INFORMATION SUPPLIED:
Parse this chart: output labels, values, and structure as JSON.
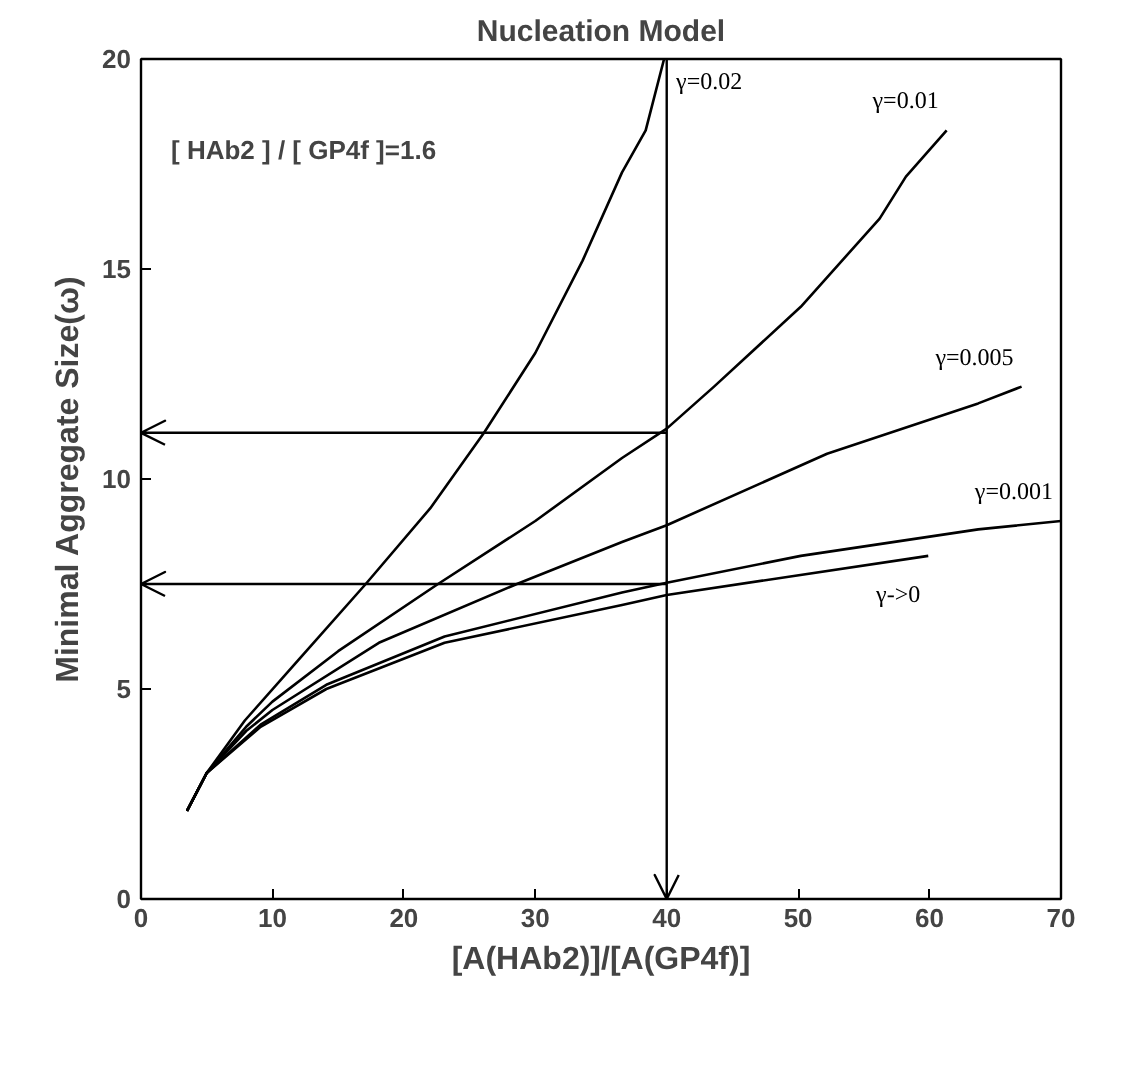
{
  "chart_data": {
    "type": "line",
    "title": "Nucleation Model",
    "xlabel": "[A(HAb2)]/[A(GP4f)]",
    "ylabel": "Minimal Aggregate Size(ω)",
    "annotations": [
      "[ HAb2 ] / [ GP4f ]=1.6"
    ],
    "xlim": [
      0,
      70
    ],
    "ylim": [
      0,
      20
    ],
    "xticks": [
      0,
      10,
      20,
      30,
      40,
      50,
      60,
      70
    ],
    "yticks": [
      0,
      5,
      10,
      15,
      20
    ],
    "grid": false,
    "legend": false,
    "marker": "none",
    "line_style": "solid",
    "ref_lines": [
      {
        "axis": "x",
        "value": 40,
        "label": null,
        "color": "#000000"
      },
      {
        "axis": "y",
        "value": 11.1,
        "label": null,
        "color": "#000000"
      },
      {
        "axis": "y",
        "value": 7.5,
        "label": null,
        "color": "#000000"
      }
    ],
    "series": [
      {
        "name": "γ=0.02",
        "color": "#000000",
        "x": [
          3.5,
          5,
          7.9,
          12,
          17.1,
          22,
          26.1,
          30,
          33.6,
          36.6,
          38.4,
          39.8
        ],
        "values": [
          2.1,
          3.0,
          4.25,
          5.7,
          7.5,
          9.3,
          11.1,
          13.0,
          15.2,
          17.3,
          18.3,
          20
        ]
      },
      {
        "name": "γ=0.01",
        "color": "#000000",
        "x": [
          3.5,
          5,
          8,
          10,
          15,
          22.6,
          30,
          36.6,
          40,
          43.6,
          50.2,
          56.2,
          58.2,
          61.3
        ],
        "values": [
          2.1,
          3.0,
          4.1,
          4.7,
          5.9,
          7.5,
          9.0,
          10.5,
          11.2,
          12.2,
          14.1,
          16.2,
          17.2,
          18.3
        ]
      },
      {
        "name": "γ=0.005",
        "color": "#000000",
        "x": [
          3.5,
          5,
          8,
          10,
          18.1,
          28.6,
          36.6,
          40,
          52.2,
          63.7,
          67
        ],
        "values": [
          2.1,
          3.0,
          4.0,
          4.5,
          6.1,
          7.5,
          8.5,
          8.9,
          10.6,
          11.8,
          12.2
        ]
      },
      {
        "name": "γ=0.001",
        "color": "#000000",
        "x": [
          3.5,
          5,
          9.1,
          14.1,
          23.1,
          36.6,
          40,
          50.2,
          63.7,
          70
        ],
        "values": [
          2.1,
          3.0,
          4.15,
          5.1,
          6.25,
          7.3,
          7.53,
          8.17,
          8.8,
          9.0
        ]
      },
      {
        "name": "γ->0",
        "color": "#000000",
        "x": [
          3.5,
          5,
          9.1,
          14.1,
          23.1,
          36.6,
          40,
          59.9
        ],
        "values": [
          2.1,
          3.0,
          4.1,
          5.0,
          6.1,
          7.0,
          7.24,
          8.17
        ]
      }
    ]
  }
}
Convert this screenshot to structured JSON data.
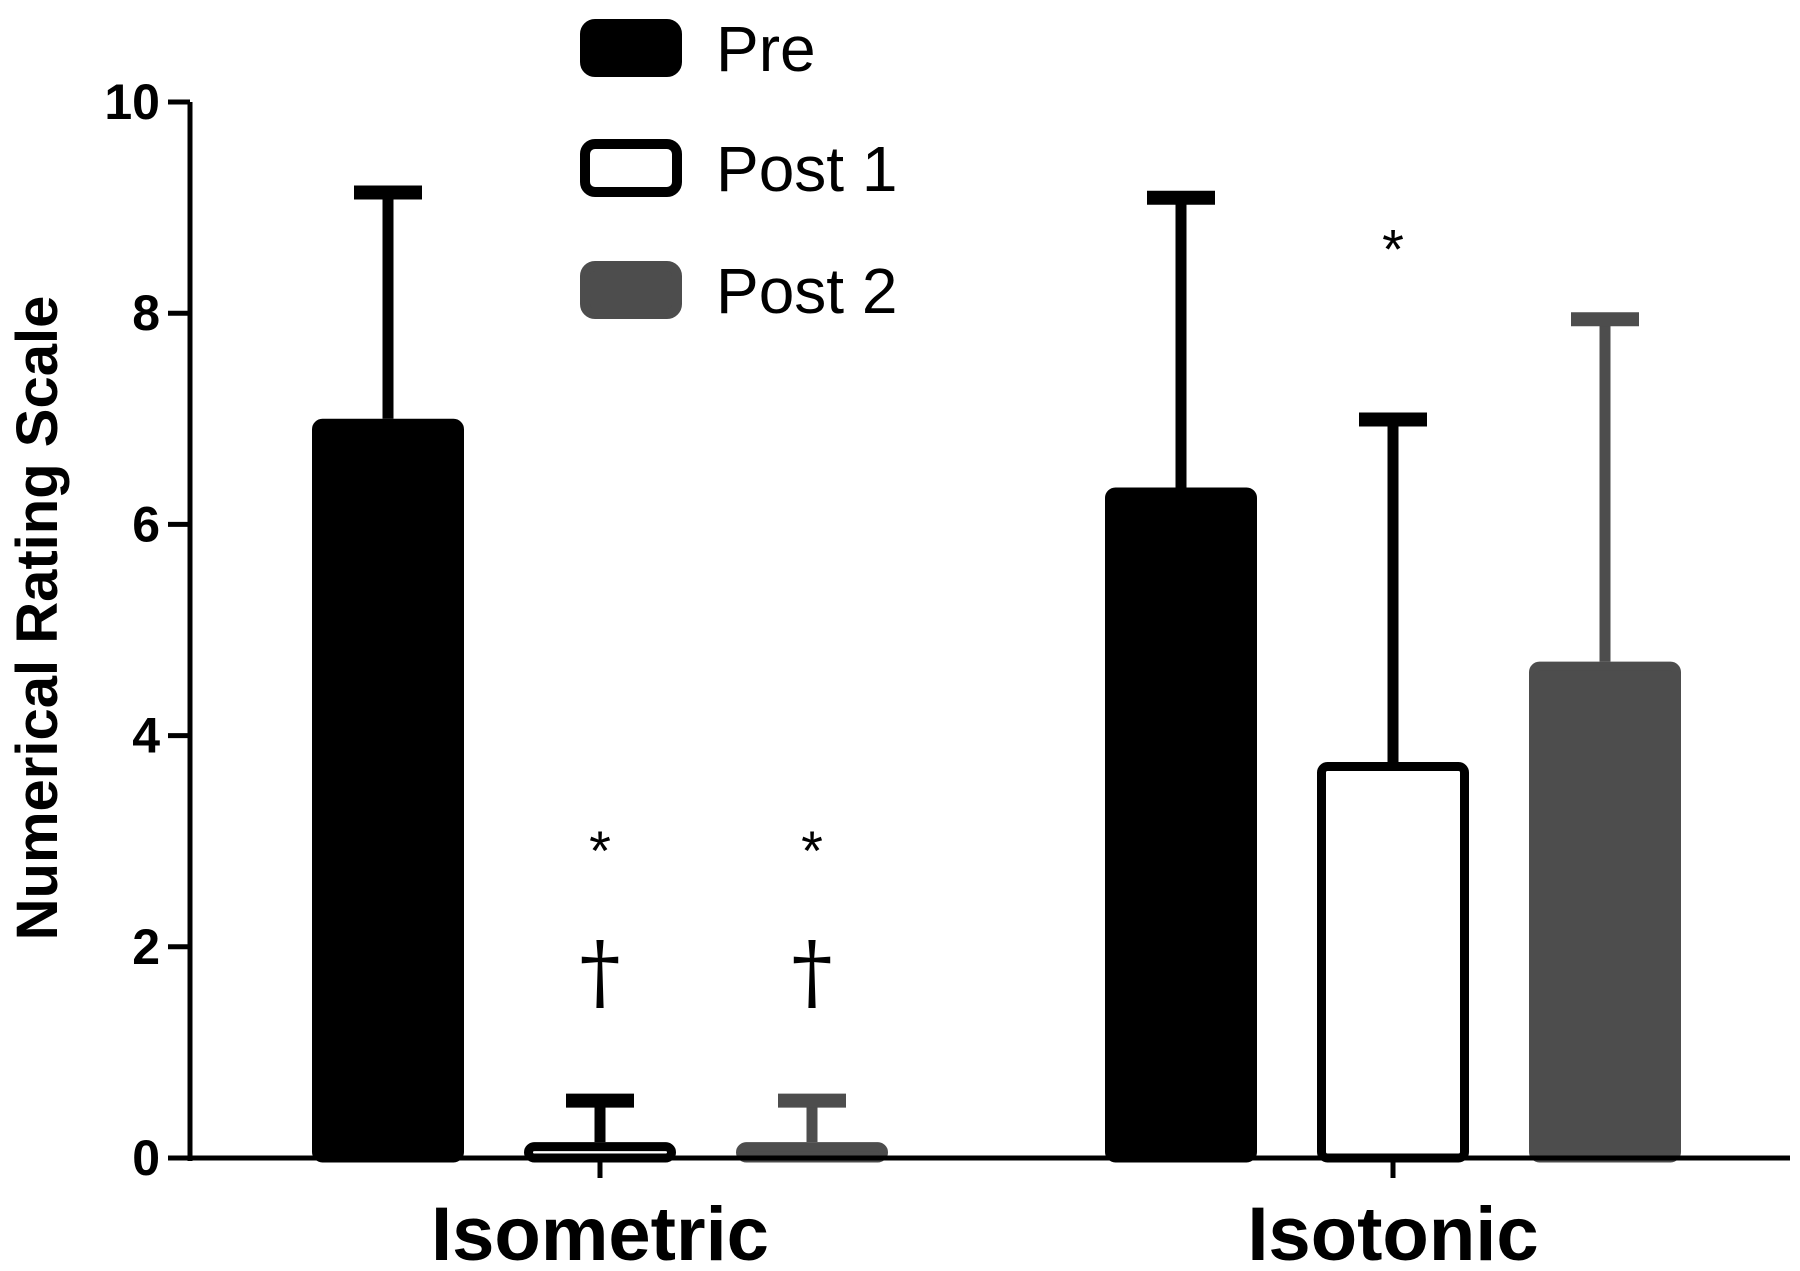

WHAT YOU HAVE TO DO:
Give back the entries verbatim. Do not include any picture.

SOLUTION TO THIS EXERCISE:
Parse this chart: output labels, values, and structure as JSON.
{
  "chart_data": {
    "type": "line",
    "title": "Nucleation Model",
    "xlabel": "[A(HAb2)]/[A(GP4f)]",
    "ylabel": "Minimal Aggregate Size(ω)",
    "annotations": [
      "[ HAb2 ] / [ GP4f ]=1.6"
    ],
    "xlim": [
      0,
      70
    ],
    "ylim": [
      0,
      20
    ],
    "xticks": [
      0,
      10,
      20,
      30,
      40,
      50,
      60,
      70
    ],
    "yticks": [
      0,
      5,
      10,
      15,
      20
    ],
    "grid": false,
    "legend": false,
    "marker": "none",
    "line_style": "solid",
    "ref_lines": [
      {
        "axis": "x",
        "value": 40,
        "label": null,
        "color": "#000000"
      },
      {
        "axis": "y",
        "value": 11.1,
        "label": null,
        "color": "#000000"
      },
      {
        "axis": "y",
        "value": 7.5,
        "label": null,
        "color": "#000000"
      }
    ],
    "series": [
      {
        "name": "γ=0.02",
        "color": "#000000",
        "x": [
          3.5,
          5,
          7.9,
          12,
          17.1,
          22,
          26.1,
          30,
          33.6,
          36.6,
          38.4,
          39.8
        ],
        "values": [
          2.1,
          3.0,
          4.25,
          5.7,
          7.5,
          9.3,
          11.1,
          13.0,
          15.2,
          17.3,
          18.3,
          20
        ]
      },
      {
        "name": "γ=0.01",
        "color": "#000000",
        "x": [
          3.5,
          5,
          8,
          10,
          15,
          22.6,
          30,
          36.6,
          40,
          43.6,
          50.2,
          56.2,
          58.2,
          61.3
        ],
        "values": [
          2.1,
          3.0,
          4.1,
          4.7,
          5.9,
          7.5,
          9.0,
          10.5,
          11.2,
          12.2,
          14.1,
          16.2,
          17.2,
          18.3
        ]
      },
      {
        "name": "γ=0.005",
        "color": "#000000",
        "x": [
          3.5,
          5,
          8,
          10,
          18.1,
          28.6,
          36.6,
          40,
          52.2,
          63.7,
          67
        ],
        "values": [
          2.1,
          3.0,
          4.0,
          4.5,
          6.1,
          7.5,
          8.5,
          8.9,
          10.6,
          11.8,
          12.2
        ]
      },
      {
        "name": "γ=0.001",
        "color": "#000000",
        "x": [
          3.5,
          5,
          9.1,
          14.1,
          23.1,
          36.6,
          40,
          50.2,
          63.7,
          70
        ],
        "values": [
          2.1,
          3.0,
          4.15,
          5.1,
          6.25,
          7.3,
          7.53,
          8.17,
          8.8,
          9.0
        ]
      },
      {
        "name": "γ->0",
        "color": "#000000",
        "x": [
          3.5,
          5,
          9.1,
          14.1,
          23.1,
          36.6,
          40,
          59.9
        ],
        "values": [
          2.1,
          3.0,
          4.1,
          5.0,
          6.1,
          7.0,
          7.24,
          8.17
        ]
      }
    ]
  }
}
Convert this screenshot to structured JSON data.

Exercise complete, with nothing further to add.